Stored data
- - - - - - -

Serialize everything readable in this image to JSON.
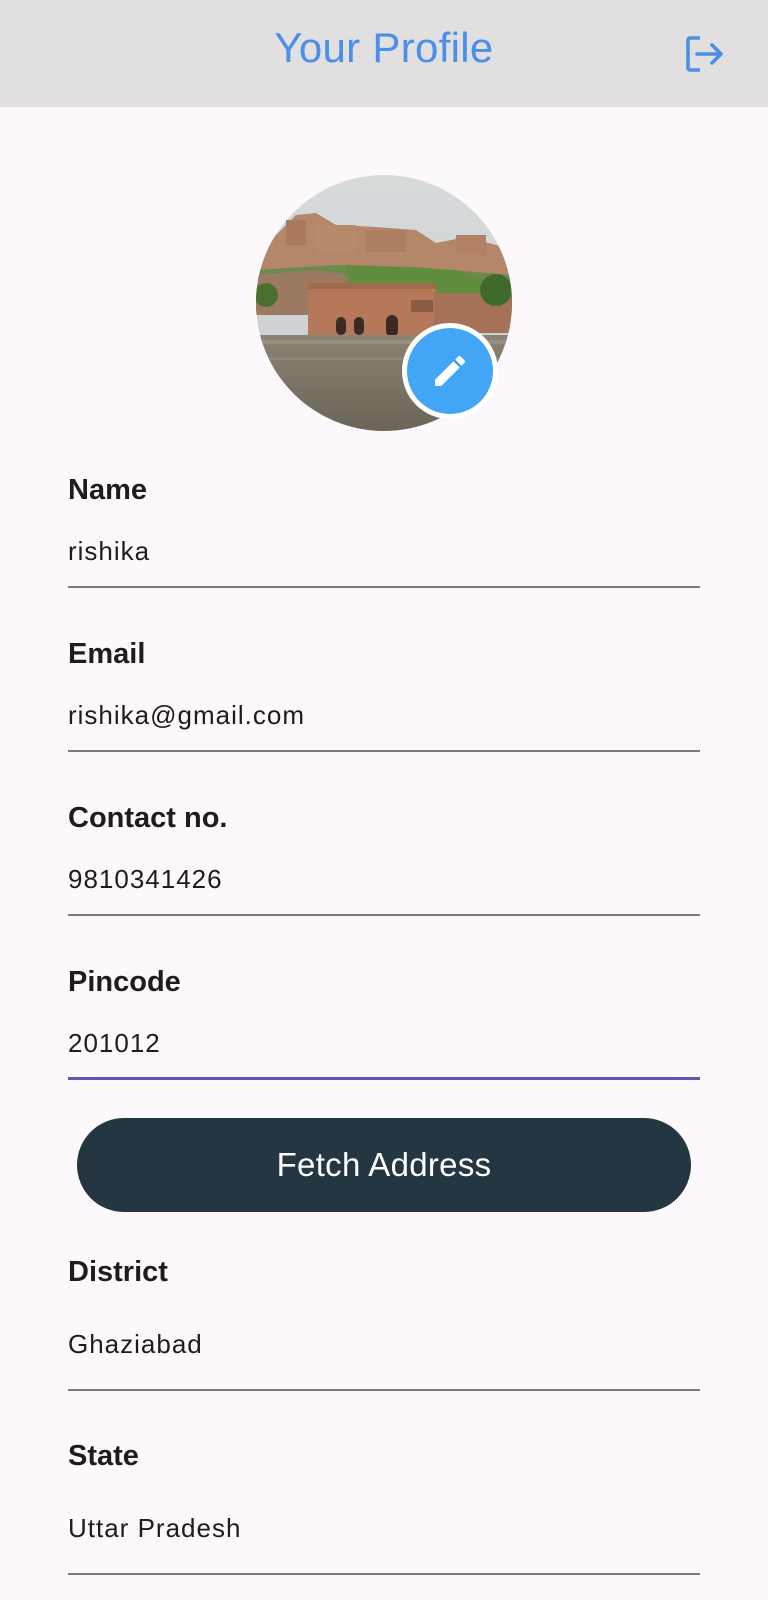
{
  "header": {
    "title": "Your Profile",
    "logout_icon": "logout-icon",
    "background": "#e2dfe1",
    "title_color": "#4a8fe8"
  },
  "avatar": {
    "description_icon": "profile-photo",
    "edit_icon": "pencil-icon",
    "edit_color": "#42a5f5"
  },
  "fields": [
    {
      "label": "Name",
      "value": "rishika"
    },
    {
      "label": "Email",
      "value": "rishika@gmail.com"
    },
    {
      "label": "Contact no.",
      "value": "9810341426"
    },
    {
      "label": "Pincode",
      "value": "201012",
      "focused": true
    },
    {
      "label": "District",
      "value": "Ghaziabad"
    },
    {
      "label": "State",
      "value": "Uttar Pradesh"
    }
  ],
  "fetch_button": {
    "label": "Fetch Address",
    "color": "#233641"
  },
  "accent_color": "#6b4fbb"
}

- - - - - - -

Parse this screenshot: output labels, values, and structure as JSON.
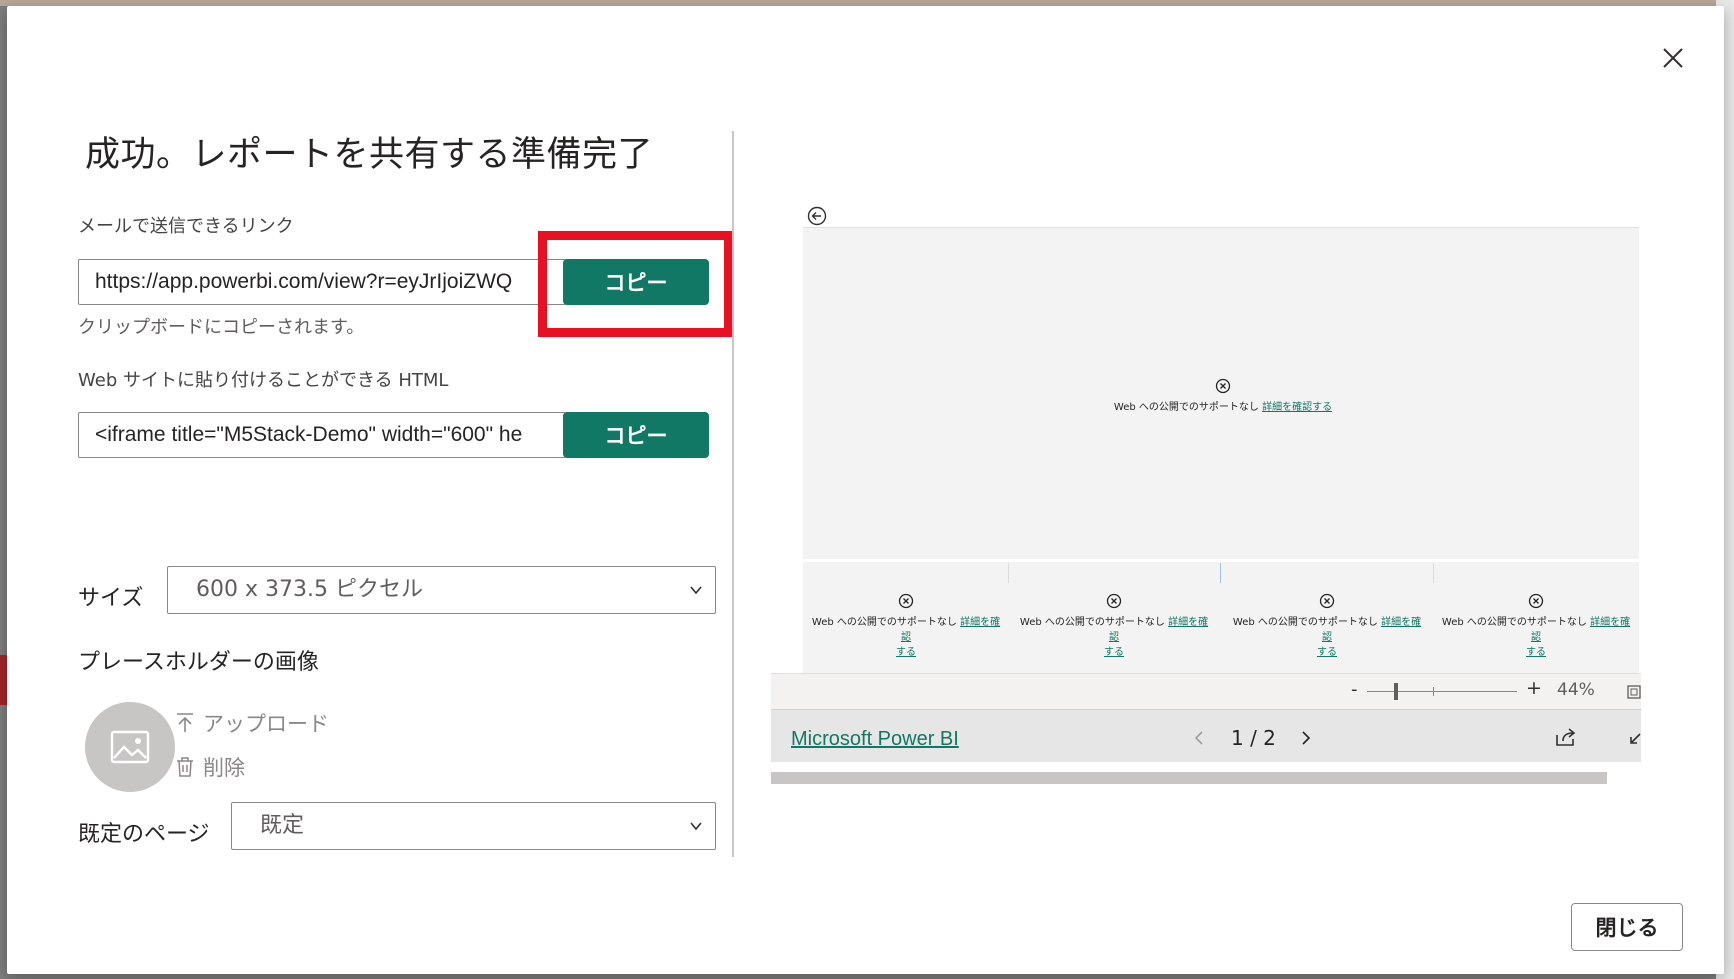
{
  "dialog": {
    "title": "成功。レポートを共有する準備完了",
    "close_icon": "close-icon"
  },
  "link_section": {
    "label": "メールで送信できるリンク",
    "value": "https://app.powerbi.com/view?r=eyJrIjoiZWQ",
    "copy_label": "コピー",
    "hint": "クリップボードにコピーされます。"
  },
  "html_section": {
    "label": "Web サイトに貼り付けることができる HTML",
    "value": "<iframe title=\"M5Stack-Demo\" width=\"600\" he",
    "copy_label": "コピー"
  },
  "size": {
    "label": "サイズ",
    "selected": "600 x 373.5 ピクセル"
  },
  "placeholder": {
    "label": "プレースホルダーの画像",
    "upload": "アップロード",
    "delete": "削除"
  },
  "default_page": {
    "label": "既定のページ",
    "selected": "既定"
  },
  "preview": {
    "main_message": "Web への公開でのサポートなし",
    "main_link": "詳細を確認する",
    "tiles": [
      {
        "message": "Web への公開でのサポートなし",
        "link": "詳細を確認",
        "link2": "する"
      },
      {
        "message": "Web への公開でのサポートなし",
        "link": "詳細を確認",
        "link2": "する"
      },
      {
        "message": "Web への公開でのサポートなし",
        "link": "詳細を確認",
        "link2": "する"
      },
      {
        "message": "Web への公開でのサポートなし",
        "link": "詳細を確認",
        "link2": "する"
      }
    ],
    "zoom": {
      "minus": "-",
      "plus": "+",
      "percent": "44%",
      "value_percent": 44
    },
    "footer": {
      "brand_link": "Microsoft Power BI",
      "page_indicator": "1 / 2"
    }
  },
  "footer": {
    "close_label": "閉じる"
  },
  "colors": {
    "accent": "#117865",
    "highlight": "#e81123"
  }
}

- - - - - - -

Your instructions ▸ Find the lines above that include the string "this" and copy them.

Solved problem ▸
Serialize everything readable in this image to JSON.
Parse this screenshot: output labels, values, and structure as JSON.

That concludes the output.